Copy out each line below exactly as it appears.
— Start of Source data —
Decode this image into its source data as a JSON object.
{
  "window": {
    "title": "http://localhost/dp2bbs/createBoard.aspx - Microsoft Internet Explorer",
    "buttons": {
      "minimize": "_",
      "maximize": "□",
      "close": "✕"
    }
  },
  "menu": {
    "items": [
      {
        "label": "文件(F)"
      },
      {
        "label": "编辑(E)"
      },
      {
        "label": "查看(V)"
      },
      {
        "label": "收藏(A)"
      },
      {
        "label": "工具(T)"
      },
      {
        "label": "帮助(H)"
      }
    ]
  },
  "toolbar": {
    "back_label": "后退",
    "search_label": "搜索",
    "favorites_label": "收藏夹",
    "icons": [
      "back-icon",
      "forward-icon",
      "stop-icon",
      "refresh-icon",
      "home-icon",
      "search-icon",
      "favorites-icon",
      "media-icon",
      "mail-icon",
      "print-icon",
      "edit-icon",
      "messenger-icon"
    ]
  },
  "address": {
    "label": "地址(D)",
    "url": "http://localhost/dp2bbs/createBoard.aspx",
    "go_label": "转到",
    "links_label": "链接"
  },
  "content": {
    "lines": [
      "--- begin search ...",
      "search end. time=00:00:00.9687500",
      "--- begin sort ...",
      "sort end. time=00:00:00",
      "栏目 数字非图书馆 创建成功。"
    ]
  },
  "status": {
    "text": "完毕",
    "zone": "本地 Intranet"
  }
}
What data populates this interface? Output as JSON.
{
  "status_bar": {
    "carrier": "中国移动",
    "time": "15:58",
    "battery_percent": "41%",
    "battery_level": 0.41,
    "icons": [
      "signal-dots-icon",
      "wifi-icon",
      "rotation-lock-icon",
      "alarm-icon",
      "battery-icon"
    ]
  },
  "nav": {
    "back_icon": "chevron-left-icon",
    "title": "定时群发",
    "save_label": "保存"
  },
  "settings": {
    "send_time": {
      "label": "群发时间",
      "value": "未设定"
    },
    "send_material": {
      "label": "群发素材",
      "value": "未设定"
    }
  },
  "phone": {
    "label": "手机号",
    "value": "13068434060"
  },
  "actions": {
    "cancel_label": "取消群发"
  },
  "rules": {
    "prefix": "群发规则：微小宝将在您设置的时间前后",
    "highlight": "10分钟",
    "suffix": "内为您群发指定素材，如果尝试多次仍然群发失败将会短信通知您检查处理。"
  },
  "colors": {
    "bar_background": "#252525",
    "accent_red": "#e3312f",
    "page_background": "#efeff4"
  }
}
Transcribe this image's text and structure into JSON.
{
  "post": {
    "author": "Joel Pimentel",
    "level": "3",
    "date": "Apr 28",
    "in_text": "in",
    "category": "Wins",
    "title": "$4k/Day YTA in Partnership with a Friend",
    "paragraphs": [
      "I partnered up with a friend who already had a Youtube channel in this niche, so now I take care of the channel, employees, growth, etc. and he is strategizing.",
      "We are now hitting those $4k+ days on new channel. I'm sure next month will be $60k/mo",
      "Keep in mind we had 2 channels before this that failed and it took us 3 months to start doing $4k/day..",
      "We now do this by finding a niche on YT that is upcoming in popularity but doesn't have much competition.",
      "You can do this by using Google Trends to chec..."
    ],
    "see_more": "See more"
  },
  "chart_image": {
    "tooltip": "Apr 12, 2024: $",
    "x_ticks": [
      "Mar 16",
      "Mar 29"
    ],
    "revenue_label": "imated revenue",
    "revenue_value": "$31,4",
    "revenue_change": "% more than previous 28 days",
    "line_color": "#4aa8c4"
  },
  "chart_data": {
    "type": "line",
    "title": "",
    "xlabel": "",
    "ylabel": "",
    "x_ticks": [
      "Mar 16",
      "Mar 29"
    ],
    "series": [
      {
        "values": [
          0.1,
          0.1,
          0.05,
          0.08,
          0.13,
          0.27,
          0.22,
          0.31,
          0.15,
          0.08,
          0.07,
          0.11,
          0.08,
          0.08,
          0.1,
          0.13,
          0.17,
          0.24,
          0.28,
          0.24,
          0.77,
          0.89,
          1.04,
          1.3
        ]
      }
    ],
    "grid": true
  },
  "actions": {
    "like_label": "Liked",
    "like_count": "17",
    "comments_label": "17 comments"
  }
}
— End of Source data —
**Solved problem**.
Decode this image into its source data as a JSON object.
{
  "window": {
    "title": "http://localhost/dp2bbs/createBoard.aspx - Microsoft Internet Explorer",
    "buttons": {
      "minimize": "_",
      "maximize": "□",
      "close": "✕"
    }
  },
  "menu": {
    "items": [
      {
        "label": "文件(F)"
      },
      {
        "label": "编辑(E)"
      },
      {
        "label": "查看(V)"
      },
      {
        "label": "收藏(A)"
      },
      {
        "label": "工具(T)"
      },
      {
        "label": "帮助(H)"
      }
    ]
  },
  "toolbar": {
    "back_label": "后退",
    "search_label": "搜索",
    "favorites_label": "收藏夹",
    "icons": [
      "back-icon",
      "forward-icon",
      "stop-icon",
      "refresh-icon",
      "home-icon",
      "search-icon",
      "favorites-icon",
      "media-icon",
      "mail-icon",
      "print-icon",
      "edit-icon",
      "messenger-icon"
    ]
  },
  "address": {
    "label": "地址(D)",
    "url": "http://localhost/dp2bbs/createBoard.aspx",
    "go_label": "转到",
    "links_label": "链接"
  },
  "content": {
    "lines": [
      "--- begin search ...",
      "search end. time=00:00:00.9687500",
      "--- begin sort ...",
      "sort end. time=00:00:00",
      "栏目 数字非图书馆 创建成功。"
    ]
  },
  "status": {
    "text": "完毕",
    "zone": "本地 Intranet"
  }
}
What data populates this interface? Output as JSON.
{
  "status_bar": {
    "carrier": "中国移动",
    "time": "15:58",
    "battery_percent": "41%",
    "battery_level": 0.41,
    "icons": [
      "signal-dots-icon",
      "wifi-icon",
      "rotation-lock-icon",
      "alarm-icon",
      "battery-icon"
    ]
  },
  "nav": {
    "back_icon": "chevron-left-icon",
    "title": "定时群发",
    "save_label": "保存"
  },
  "settings": {
    "send_time": {
      "label": "群发时间",
      "value": "未设定"
    },
    "send_material": {
      "label": "群发素材",
      "value": "未设定"
    }
  },
  "phone": {
    "label": "手机号",
    "value": "13068434060"
  },
  "actions": {
    "cancel_label": "取消群发"
  },
  "rules": {
    "prefix": "群发规则：微小宝将在您设置的时间前后",
    "highlight": "10分钟",
    "suffix": "内为您群发指定素材，如果尝试多次仍然群发失败将会短信通知您检查处理。"
  },
  "colors": {
    "bar_background": "#252525",
    "accent_red": "#e3312f",
    "page_background": "#efeff4"
  }
}
Transcribe this image's text and structure into JSON.
{
  "post": {
    "author": "Joel Pimentel",
    "level": "3",
    "date": "Apr 28",
    "in_text": "in",
    "category": "Wins",
    "title": "$4k/Day YTA in Partnership with a Friend",
    "paragraphs": [
      "I partnered up with a friend who already had a Youtube channel in this niche, so now I take care of the channel, employees, growth, etc. and he is strategizing.",
      "We are now hitting those $4k+ days on new channel. I'm sure next month will be $60k/mo",
      "Keep in mind we had 2 channels before this that failed and it took us 3 months to start doing $4k/day..",
      "We now do this by finding a niche on YT that is upcoming in popularity but doesn't have much competition.",
      "You can do this by using Google Trends to chec..."
    ],
    "see_more": "See more"
  },
  "chart_image": {
    "tooltip": "Apr 12, 2024: $",
    "x_ticks": [
      "Mar 16",
      "Mar 29"
    ],
    "revenue_label": "imated revenue",
    "revenue_value": "$31,4",
    "revenue_change": "% more than previous 28 days",
    "line_color": "#4aa8c4"
  },
  "chart_data": {
    "type": "line",
    "title": "",
    "xlabel": "",
    "ylabel": "",
    "x_ticks": [
      "Mar 16",
      "Mar 29"
    ],
    "series": [
      {
        "values": [
          0.1,
          0.1,
          0.05,
          0.08,
          0.13,
          0.27,
          0.22,
          0.31,
          0.15,
          0.08,
          0.07,
          0.11,
          0.08,
          0.08,
          0.1,
          0.13,
          0.17,
          0.24,
          0.28,
          0.24,
          0.77,
          0.89,
          1.04,
          1.3
        ]
      }
    ],
    "grid": true
  },
  "actions": {
    "like_label": "Liked",
    "like_count": "17",
    "comments_label": "17 comments"
  }
}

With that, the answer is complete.